___ DATASET ENTRIES ___

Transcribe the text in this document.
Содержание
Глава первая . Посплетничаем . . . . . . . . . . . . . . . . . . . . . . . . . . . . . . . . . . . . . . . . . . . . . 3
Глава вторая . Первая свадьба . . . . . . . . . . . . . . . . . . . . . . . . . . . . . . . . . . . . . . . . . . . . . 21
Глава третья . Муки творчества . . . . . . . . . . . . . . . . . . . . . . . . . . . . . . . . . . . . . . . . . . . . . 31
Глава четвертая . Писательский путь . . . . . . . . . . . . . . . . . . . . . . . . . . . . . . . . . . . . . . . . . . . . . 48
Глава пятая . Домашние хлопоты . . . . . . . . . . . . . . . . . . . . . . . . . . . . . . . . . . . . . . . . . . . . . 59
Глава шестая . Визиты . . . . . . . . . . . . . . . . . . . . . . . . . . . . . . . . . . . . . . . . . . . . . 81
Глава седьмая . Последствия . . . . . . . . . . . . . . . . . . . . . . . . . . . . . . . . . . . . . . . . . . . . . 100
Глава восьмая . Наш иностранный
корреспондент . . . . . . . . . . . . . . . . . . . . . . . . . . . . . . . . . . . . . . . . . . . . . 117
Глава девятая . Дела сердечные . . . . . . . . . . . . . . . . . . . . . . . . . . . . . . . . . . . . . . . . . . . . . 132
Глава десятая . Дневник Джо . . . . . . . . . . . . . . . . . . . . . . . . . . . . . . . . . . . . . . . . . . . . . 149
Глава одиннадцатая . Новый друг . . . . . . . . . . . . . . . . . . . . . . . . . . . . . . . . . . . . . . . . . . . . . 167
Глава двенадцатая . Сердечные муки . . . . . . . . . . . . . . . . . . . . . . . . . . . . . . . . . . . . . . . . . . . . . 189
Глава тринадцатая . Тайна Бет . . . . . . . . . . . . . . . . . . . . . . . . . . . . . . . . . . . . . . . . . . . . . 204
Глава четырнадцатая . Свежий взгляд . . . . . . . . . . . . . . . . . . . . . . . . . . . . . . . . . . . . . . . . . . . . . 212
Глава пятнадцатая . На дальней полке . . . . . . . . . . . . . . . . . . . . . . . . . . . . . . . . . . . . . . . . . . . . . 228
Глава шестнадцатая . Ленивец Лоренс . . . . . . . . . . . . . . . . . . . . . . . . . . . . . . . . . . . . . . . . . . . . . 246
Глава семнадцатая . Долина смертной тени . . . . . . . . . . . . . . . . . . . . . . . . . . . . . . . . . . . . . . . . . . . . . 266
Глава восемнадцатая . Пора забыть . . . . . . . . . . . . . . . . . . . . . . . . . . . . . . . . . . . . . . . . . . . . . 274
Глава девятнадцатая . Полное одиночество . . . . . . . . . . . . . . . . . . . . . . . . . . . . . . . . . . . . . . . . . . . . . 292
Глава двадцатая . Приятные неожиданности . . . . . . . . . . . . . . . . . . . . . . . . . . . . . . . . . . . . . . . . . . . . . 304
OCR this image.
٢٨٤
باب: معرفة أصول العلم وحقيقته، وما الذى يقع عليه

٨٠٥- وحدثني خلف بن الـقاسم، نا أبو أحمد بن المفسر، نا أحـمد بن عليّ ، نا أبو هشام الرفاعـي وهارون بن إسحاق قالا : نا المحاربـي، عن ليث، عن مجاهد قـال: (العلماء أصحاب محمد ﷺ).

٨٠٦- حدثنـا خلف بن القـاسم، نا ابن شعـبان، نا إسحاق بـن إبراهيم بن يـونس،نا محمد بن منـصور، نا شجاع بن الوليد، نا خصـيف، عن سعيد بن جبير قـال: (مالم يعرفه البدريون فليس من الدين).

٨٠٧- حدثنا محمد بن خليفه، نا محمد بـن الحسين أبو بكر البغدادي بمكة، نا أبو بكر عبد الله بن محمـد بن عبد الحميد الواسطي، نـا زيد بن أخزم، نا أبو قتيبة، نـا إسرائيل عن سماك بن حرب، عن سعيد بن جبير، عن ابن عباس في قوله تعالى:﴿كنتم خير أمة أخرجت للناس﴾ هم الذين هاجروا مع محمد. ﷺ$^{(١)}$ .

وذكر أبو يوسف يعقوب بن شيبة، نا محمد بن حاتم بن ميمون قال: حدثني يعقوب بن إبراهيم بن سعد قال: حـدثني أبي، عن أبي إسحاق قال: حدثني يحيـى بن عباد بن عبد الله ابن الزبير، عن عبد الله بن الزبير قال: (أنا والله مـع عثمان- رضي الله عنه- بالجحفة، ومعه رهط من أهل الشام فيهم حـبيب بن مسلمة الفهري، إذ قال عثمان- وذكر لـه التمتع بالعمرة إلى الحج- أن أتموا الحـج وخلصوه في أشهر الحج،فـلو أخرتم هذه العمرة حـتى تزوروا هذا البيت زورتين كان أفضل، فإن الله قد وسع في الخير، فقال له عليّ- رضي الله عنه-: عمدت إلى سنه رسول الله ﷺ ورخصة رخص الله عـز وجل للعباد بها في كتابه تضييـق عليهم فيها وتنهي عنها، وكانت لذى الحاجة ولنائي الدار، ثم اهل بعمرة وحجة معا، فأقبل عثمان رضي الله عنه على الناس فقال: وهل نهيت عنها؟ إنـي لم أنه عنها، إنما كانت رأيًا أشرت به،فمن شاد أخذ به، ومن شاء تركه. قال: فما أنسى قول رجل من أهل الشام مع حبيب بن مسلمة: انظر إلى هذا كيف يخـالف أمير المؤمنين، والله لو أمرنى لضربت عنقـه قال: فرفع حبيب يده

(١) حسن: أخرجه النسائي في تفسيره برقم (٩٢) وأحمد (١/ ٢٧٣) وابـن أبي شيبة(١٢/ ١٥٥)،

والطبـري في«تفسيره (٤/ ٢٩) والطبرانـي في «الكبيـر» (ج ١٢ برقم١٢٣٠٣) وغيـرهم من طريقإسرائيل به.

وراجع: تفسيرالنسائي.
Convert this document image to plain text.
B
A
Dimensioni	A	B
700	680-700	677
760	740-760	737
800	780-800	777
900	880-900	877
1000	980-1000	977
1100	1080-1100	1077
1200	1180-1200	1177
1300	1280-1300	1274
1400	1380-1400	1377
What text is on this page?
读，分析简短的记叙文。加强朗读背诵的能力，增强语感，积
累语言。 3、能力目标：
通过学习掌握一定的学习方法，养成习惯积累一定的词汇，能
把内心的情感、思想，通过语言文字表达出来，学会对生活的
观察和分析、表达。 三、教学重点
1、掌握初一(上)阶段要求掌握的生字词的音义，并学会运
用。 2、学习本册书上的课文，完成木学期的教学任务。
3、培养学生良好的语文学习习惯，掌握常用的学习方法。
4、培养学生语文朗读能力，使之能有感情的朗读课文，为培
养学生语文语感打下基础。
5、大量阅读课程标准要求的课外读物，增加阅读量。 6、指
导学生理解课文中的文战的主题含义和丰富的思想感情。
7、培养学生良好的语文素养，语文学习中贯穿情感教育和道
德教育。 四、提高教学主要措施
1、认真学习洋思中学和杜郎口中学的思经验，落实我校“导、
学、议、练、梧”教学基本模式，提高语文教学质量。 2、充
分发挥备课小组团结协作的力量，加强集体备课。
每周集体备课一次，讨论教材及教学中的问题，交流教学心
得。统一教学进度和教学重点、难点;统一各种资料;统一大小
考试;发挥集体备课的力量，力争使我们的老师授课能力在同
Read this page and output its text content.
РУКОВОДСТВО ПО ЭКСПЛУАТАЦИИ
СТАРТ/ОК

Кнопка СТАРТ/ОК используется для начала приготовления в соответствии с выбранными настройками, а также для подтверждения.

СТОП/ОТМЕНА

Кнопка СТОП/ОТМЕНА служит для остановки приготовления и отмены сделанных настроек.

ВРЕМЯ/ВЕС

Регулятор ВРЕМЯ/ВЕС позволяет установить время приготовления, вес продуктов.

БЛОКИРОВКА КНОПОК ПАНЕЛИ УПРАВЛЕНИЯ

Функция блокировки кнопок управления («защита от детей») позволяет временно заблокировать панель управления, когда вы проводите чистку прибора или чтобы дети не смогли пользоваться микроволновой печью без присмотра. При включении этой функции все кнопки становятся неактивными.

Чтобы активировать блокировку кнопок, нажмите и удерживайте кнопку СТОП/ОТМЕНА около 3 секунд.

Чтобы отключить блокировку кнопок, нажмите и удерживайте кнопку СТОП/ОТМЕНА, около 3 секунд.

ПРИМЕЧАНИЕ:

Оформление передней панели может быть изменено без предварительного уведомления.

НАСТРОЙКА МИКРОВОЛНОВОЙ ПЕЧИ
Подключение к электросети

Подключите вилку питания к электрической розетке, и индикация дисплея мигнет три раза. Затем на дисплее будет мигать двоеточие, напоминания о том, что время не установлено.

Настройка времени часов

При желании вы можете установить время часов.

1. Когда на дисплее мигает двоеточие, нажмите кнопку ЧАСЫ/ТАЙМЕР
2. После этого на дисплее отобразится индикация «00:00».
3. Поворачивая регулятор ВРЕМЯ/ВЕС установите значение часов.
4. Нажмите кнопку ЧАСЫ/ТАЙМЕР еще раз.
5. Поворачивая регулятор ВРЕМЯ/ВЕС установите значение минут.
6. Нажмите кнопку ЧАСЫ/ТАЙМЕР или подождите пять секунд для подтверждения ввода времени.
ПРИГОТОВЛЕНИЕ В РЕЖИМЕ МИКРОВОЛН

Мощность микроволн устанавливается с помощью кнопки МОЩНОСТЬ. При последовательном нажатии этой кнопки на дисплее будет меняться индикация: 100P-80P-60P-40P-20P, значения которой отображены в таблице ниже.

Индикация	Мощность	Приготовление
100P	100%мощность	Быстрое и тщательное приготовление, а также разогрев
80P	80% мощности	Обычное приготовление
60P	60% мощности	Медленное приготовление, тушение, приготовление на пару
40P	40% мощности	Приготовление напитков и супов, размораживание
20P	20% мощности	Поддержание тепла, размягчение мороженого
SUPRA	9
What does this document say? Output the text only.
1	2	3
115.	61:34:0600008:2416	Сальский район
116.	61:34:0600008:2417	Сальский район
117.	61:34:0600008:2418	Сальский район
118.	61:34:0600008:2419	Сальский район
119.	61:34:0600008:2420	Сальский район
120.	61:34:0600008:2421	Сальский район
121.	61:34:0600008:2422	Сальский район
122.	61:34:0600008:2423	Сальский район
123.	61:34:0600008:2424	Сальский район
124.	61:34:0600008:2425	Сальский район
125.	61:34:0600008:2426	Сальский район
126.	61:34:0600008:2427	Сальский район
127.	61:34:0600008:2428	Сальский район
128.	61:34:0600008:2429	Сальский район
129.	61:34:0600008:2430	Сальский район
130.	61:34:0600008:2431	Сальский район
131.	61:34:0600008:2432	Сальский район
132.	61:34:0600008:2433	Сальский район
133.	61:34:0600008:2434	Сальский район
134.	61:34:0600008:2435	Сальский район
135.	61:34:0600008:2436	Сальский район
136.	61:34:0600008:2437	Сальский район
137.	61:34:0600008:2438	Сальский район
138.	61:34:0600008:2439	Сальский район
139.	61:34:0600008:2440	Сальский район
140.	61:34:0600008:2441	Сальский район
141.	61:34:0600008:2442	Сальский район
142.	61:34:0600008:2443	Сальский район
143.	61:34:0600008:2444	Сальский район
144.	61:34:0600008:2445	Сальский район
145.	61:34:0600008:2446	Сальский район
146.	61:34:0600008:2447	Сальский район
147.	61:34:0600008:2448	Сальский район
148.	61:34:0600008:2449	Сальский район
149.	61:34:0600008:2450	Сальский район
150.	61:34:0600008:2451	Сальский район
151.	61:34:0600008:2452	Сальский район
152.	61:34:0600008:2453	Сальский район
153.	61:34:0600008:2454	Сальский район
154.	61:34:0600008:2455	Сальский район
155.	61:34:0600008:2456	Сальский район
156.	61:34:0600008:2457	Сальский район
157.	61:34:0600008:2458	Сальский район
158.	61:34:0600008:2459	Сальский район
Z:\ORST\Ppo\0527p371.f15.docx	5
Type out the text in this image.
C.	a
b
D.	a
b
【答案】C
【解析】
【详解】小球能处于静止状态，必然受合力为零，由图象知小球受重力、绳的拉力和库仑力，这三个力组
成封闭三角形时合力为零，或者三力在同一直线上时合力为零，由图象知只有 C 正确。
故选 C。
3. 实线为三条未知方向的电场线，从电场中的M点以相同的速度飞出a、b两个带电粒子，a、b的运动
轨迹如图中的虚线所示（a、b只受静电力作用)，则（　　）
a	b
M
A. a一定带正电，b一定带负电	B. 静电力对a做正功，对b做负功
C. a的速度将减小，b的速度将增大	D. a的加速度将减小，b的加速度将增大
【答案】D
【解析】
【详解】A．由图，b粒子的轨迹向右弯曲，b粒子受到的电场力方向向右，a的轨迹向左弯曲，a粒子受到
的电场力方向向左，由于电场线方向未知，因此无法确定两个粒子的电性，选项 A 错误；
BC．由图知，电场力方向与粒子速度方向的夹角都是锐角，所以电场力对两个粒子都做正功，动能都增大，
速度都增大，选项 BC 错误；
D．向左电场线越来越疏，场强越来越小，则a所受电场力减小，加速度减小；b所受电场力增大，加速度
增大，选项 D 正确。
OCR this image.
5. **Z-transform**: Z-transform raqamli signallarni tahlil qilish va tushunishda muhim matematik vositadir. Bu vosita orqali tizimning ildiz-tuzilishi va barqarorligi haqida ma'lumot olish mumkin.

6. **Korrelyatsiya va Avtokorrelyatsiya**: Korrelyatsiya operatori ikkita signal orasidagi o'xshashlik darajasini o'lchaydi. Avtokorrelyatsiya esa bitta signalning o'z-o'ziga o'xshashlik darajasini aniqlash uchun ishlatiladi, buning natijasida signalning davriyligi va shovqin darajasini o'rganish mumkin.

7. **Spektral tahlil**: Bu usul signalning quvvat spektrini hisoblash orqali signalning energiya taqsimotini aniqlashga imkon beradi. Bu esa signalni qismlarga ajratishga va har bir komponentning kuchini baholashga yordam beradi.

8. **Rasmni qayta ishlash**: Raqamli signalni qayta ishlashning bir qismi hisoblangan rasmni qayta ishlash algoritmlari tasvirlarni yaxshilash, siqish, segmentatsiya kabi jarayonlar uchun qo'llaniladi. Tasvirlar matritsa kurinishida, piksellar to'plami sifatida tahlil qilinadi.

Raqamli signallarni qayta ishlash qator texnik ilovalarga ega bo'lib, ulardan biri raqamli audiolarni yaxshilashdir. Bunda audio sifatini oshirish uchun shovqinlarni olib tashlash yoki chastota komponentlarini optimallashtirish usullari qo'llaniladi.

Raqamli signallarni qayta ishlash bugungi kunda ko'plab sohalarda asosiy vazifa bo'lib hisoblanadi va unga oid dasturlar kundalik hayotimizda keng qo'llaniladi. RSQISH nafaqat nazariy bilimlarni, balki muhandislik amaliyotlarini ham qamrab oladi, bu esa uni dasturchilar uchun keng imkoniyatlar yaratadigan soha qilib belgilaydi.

___

EXERCISE DIRECTIONS: Filter the records above for lines containing the word "شيبة", and copy those lines.

CORRECT ANSWER:
وذكر أبو يوسف يعقوب بن شيبة، نا محمد بن حاتم بن ميمون قال: حدثني يعقوب بن إبراهيم بن سعد قال: حـدثني أبي، عن أبي إسحاق قال: حدثني يحيـى بن عباد بن عبد الله ابن الزبير، عن عبد الله بن الزبير قال: (أنا والله مـع عثمان- رضي الله عنه- بالجحفة، ومعه رهط من أهل الشام فيهم حـبيب بن مسلمة الفهري، إذ قال عثمان- وذكر لـه التمتع بالعمرة إلى الحج- أن أتموا الحـج وخلصوه في أشهر الحج،فـلو أخرتم هذه العمرة حـتى تزوروا هذا البيت زورتين كان أفضل، فإن الله قد وسع في الخير، فقال له عليّ- رضي الله عنه-: عمدت إلى سنه رسول الله ﷺ ورخصة رخص الله عـز وجل للعباد بها في كتابه تضييـق عليهم فيها وتنهي عنها، وكانت لذى الحاجة ولنائي الدار، ثم اهل بعمرة وحجة معا، فأقبل عثمان رضي الله عنه على الناس فقال: وهل نهيت عنها؟ إنـي لم أنه عنها، إنما كانت رأيًا أشرت به،فمن شاد أخذ به، ومن شاء تركه. قال: فما أنسى قول رجل من أهل الشام مع حبيب بن مسلمة: انظر إلى هذا كيف يخـالف أمير المؤمنين، والله لو أمرنى لضربت عنقـه قال: فرفع حبيب يده
(١) حسن: أخرجه النسائي في تفسيره برقم (٩٢) وأحمد (١/ ٢٧٣) وابـن أبي شيبة(١٢/ ١٥٥)،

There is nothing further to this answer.